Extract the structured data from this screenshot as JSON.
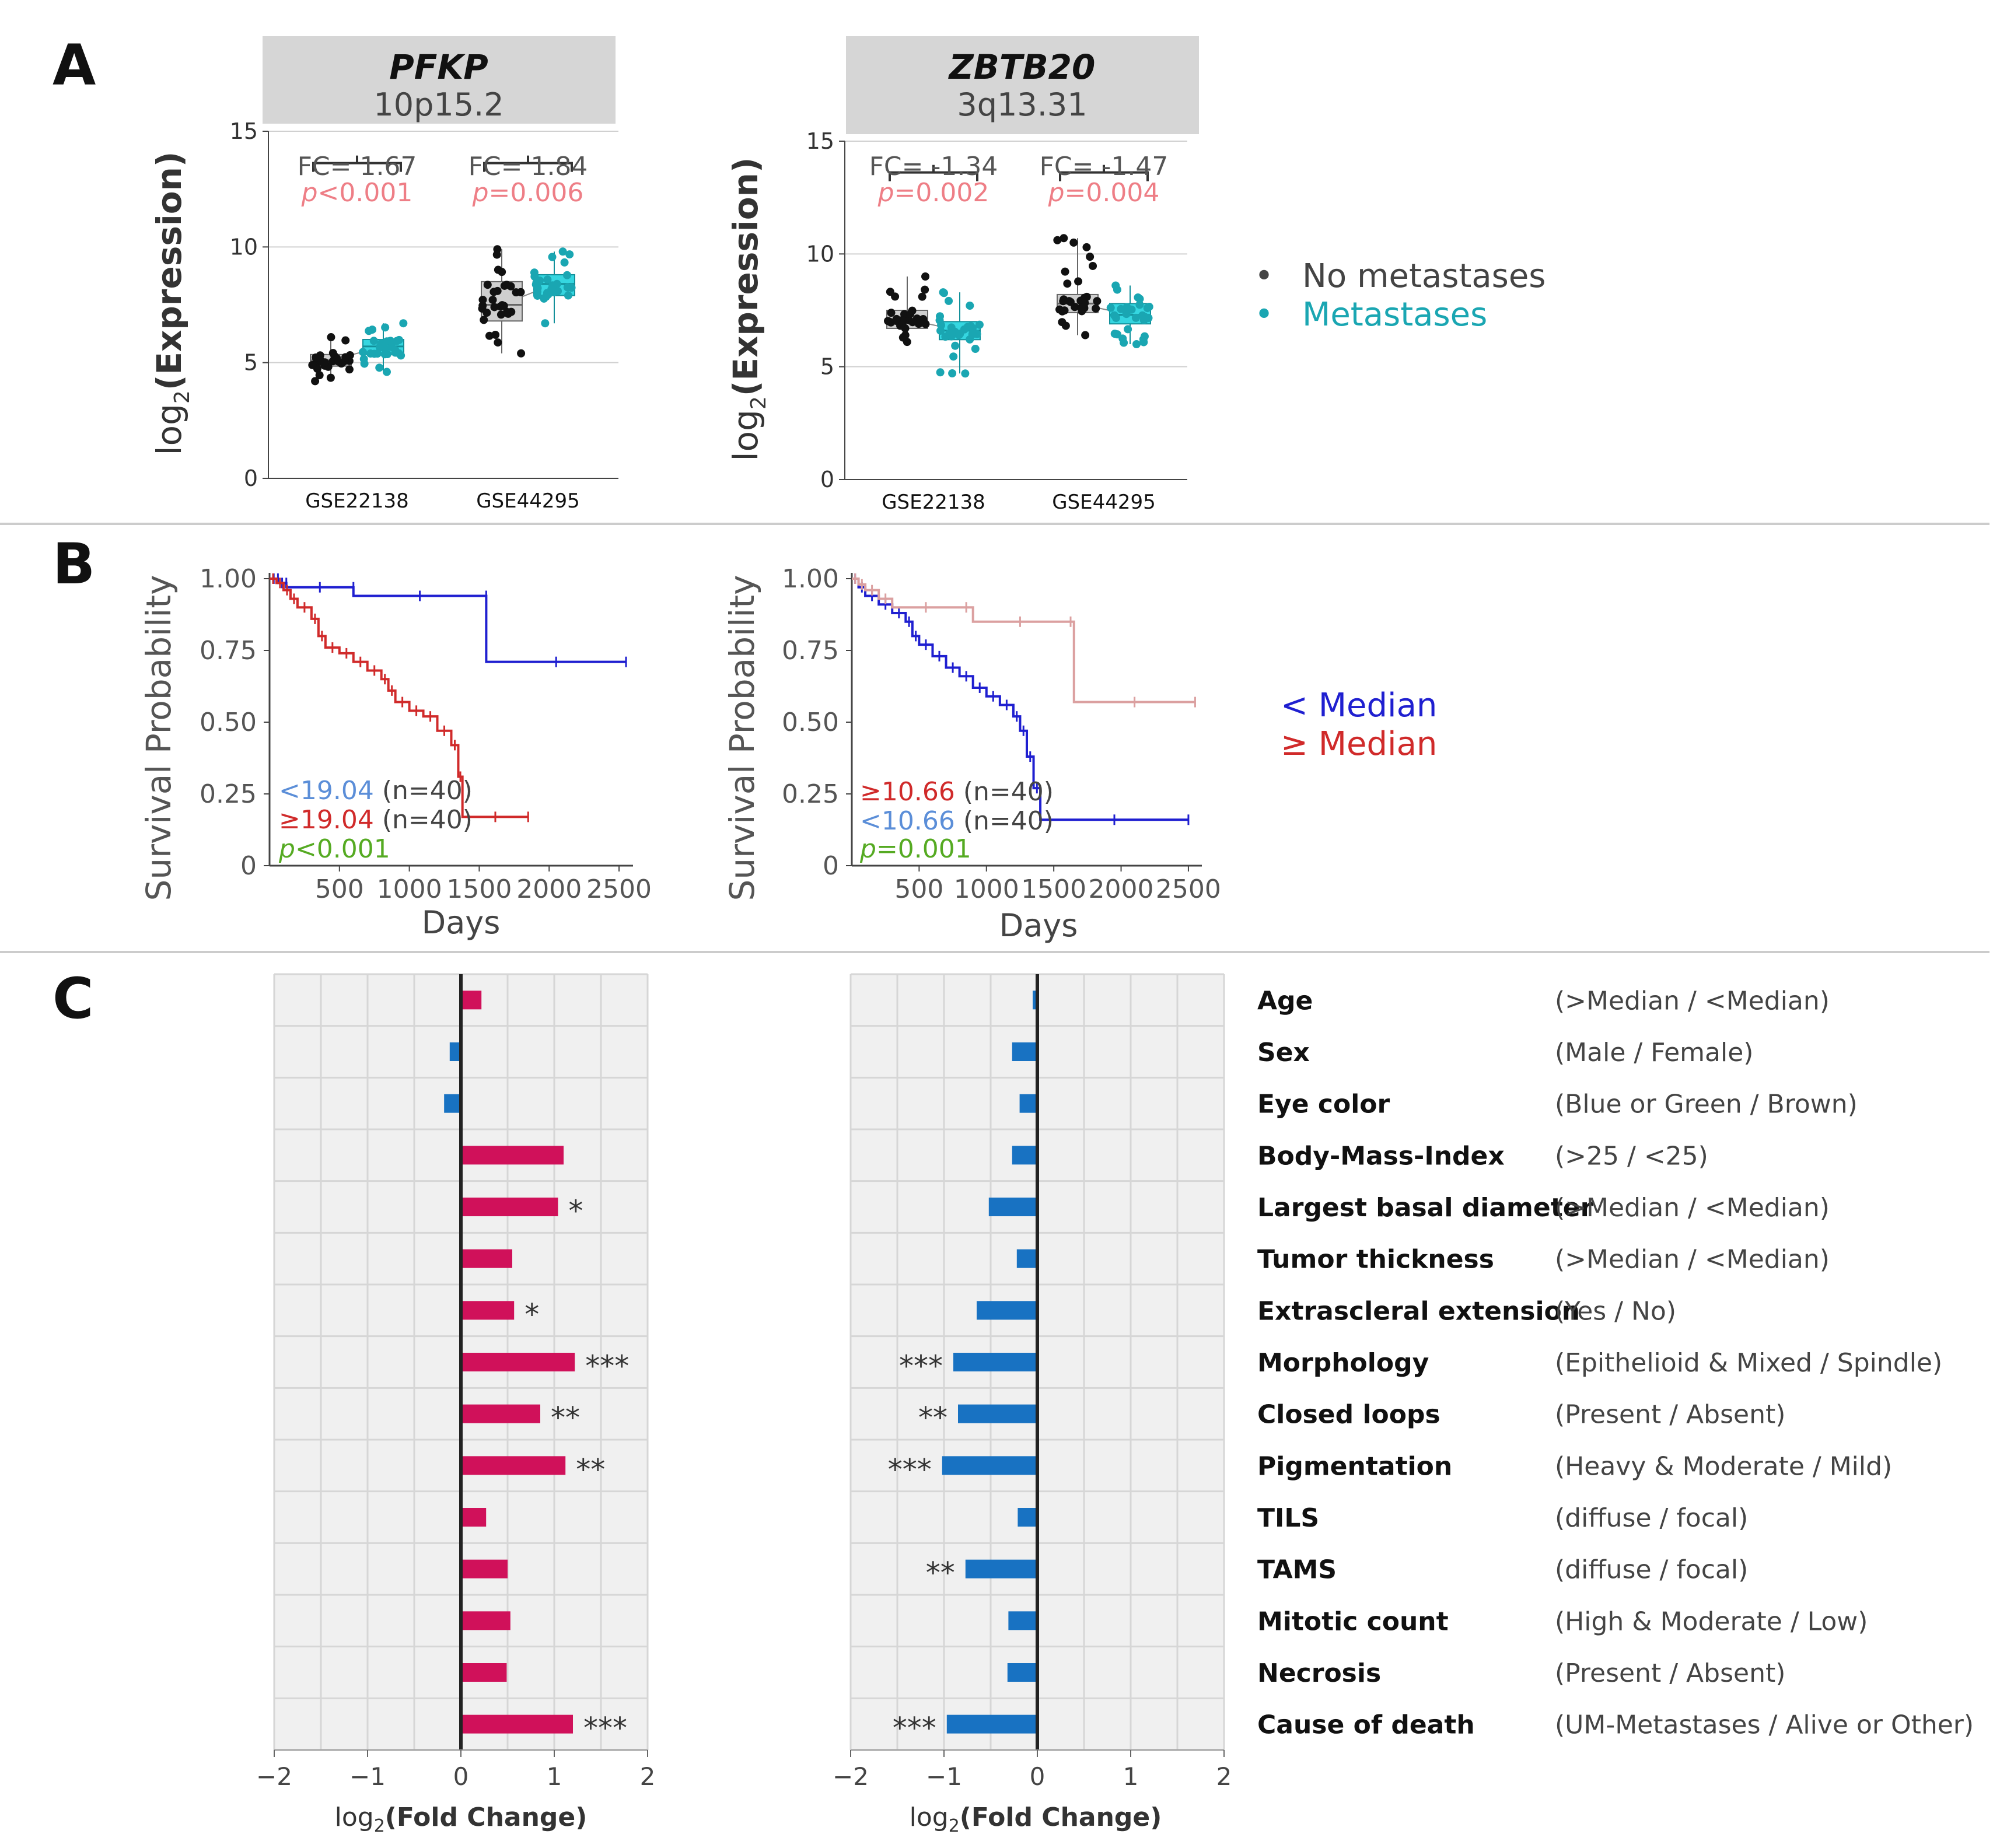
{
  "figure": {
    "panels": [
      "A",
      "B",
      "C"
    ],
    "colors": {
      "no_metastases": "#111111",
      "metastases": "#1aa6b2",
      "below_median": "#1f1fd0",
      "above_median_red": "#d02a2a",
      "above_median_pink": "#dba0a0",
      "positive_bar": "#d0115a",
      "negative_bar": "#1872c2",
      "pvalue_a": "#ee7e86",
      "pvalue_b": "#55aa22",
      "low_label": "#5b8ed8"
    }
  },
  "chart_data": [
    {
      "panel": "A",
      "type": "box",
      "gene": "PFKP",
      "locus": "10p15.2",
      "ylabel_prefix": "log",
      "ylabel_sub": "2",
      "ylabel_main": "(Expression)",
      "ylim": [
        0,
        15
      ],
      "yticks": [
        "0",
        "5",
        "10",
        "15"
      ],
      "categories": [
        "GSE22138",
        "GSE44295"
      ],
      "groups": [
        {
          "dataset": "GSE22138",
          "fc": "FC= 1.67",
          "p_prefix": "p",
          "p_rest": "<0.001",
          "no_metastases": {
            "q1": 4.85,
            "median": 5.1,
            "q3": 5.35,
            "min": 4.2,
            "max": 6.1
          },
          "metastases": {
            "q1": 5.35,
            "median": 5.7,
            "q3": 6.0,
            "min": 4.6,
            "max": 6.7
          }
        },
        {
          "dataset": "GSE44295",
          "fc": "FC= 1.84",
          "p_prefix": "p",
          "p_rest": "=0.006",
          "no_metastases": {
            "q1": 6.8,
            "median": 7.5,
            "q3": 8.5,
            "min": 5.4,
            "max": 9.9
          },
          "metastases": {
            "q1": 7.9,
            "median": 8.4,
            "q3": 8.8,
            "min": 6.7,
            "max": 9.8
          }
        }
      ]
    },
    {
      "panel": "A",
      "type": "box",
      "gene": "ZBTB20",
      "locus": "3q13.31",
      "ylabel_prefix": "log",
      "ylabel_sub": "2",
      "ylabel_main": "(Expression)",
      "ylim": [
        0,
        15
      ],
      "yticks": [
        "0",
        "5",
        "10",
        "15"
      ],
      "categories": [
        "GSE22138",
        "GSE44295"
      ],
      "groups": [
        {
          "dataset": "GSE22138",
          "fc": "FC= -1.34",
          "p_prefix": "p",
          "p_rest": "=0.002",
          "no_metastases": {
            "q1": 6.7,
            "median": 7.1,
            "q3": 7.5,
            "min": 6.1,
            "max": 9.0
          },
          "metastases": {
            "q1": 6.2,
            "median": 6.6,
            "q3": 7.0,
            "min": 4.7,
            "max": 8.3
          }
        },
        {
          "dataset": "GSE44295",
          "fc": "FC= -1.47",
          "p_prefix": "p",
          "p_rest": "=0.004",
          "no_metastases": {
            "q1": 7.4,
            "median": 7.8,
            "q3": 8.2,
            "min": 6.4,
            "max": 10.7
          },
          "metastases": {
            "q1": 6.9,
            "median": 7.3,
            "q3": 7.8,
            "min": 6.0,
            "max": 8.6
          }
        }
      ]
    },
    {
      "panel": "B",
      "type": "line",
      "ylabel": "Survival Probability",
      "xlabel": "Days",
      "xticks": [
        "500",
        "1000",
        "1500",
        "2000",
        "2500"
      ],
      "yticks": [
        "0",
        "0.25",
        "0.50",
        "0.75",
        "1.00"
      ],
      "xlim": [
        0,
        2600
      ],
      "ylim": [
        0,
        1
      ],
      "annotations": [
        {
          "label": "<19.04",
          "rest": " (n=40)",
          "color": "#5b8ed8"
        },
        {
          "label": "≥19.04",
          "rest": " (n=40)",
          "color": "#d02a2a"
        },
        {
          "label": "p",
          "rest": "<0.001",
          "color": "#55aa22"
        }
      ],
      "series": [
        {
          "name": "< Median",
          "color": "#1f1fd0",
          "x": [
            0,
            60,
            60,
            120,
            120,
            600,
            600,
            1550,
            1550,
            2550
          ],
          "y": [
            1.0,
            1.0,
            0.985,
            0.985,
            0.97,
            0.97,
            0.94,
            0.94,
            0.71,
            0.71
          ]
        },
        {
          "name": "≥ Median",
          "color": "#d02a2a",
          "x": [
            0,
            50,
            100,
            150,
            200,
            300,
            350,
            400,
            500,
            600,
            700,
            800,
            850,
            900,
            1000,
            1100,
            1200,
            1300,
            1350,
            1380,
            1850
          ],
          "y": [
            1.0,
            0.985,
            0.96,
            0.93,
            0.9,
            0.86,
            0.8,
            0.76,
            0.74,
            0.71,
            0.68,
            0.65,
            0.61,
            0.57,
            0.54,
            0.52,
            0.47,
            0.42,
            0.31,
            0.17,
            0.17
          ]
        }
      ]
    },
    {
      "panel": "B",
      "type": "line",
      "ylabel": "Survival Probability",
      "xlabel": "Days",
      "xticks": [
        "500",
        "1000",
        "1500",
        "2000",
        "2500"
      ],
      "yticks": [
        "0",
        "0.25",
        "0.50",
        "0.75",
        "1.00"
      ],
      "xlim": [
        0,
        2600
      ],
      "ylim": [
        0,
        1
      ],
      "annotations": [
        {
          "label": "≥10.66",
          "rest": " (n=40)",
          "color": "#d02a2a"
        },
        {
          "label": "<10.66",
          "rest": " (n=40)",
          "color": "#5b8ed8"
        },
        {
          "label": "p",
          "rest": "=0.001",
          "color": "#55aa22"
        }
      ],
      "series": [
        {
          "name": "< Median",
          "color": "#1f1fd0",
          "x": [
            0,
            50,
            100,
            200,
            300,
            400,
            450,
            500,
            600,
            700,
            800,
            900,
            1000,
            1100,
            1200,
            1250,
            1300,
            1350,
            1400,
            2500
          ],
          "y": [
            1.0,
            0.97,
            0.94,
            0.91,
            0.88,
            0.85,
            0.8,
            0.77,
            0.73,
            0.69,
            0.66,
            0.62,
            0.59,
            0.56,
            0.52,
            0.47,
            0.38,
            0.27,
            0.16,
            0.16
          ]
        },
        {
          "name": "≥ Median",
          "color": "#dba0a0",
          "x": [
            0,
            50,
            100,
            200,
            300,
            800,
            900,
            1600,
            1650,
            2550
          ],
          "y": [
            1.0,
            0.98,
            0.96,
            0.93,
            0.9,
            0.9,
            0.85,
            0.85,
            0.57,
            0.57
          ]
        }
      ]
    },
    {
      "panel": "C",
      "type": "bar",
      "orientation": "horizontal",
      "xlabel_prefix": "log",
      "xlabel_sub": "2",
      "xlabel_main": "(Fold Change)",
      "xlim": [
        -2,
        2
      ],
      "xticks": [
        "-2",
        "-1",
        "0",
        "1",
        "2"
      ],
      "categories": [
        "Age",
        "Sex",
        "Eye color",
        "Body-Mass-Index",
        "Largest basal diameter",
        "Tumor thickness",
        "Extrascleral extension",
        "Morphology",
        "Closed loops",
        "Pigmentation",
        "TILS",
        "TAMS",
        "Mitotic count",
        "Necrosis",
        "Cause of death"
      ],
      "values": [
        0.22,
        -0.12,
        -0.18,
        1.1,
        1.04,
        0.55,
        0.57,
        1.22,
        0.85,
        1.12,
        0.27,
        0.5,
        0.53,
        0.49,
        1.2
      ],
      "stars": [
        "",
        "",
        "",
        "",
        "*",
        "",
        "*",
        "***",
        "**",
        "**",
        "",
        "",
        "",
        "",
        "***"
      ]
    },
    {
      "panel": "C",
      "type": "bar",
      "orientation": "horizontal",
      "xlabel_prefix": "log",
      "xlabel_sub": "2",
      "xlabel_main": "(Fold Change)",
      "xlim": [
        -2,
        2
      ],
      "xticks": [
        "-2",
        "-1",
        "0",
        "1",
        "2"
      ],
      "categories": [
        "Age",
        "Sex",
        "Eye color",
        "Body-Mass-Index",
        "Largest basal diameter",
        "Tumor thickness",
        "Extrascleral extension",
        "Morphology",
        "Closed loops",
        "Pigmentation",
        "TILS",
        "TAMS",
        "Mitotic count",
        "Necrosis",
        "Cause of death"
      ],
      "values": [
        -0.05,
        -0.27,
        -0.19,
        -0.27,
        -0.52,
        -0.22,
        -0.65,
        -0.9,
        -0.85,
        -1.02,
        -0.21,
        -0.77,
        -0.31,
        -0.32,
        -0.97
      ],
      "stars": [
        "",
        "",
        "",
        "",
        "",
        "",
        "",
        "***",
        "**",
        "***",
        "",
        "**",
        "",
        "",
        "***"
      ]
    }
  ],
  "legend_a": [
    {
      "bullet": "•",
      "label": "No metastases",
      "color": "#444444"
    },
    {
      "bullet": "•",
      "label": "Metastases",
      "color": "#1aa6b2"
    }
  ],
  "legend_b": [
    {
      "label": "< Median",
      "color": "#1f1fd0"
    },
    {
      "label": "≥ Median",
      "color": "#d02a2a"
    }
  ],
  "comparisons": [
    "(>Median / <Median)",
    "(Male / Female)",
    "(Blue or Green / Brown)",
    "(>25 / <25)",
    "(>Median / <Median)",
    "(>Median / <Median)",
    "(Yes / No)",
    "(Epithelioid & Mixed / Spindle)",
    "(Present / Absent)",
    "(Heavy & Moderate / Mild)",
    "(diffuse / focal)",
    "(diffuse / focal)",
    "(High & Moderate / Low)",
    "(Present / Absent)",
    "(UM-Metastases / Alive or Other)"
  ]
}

§

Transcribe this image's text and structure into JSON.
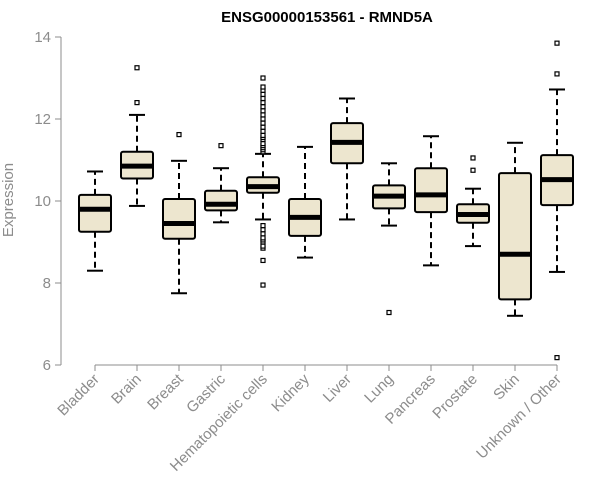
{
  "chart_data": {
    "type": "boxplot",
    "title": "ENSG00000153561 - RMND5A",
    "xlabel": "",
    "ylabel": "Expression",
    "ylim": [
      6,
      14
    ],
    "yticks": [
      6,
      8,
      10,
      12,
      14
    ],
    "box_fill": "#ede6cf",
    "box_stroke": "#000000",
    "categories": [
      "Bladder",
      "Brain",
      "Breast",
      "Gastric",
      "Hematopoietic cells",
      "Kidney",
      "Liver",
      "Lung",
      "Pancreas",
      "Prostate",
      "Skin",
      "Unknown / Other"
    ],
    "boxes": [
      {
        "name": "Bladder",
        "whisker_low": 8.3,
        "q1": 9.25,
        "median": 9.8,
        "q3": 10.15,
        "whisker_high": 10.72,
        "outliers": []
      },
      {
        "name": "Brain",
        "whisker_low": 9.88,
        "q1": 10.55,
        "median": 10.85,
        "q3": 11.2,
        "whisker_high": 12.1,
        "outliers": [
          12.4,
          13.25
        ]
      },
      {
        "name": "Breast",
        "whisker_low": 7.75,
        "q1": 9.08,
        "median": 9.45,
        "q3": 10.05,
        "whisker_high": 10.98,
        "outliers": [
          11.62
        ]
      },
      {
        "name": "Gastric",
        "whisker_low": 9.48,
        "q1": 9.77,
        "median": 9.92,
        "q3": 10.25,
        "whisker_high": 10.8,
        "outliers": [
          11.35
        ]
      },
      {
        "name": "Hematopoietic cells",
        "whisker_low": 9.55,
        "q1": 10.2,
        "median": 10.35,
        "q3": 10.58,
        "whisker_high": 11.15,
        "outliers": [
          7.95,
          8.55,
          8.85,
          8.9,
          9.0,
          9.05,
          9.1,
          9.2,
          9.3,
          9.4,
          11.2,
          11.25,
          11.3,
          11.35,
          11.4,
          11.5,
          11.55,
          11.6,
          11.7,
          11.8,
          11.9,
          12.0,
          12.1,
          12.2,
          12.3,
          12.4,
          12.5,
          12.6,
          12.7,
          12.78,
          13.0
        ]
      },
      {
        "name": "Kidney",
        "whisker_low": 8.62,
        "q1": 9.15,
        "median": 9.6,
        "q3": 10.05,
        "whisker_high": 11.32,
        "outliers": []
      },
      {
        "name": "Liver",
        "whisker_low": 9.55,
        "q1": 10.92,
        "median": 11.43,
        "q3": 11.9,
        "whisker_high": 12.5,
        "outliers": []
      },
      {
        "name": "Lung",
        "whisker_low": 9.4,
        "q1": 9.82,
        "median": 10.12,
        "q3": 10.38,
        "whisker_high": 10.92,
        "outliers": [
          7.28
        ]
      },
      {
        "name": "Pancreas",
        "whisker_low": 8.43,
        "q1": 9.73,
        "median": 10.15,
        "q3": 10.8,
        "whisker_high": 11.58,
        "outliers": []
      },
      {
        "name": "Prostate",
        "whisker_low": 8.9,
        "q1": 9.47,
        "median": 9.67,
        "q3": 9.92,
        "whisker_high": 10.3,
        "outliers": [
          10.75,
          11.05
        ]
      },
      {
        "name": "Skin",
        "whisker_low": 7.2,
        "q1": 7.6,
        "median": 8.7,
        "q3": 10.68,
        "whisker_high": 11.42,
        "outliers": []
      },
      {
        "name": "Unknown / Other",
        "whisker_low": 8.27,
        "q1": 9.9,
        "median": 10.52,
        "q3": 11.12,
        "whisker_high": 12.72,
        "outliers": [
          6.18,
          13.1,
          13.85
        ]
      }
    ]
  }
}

§

### Task requirements
Search the data for "Other". Copy every line that has it.

### Response
    "(UM-Metastases / Alive or Other)"
      "Unknown / Other"
        "name": "Unknown / Other",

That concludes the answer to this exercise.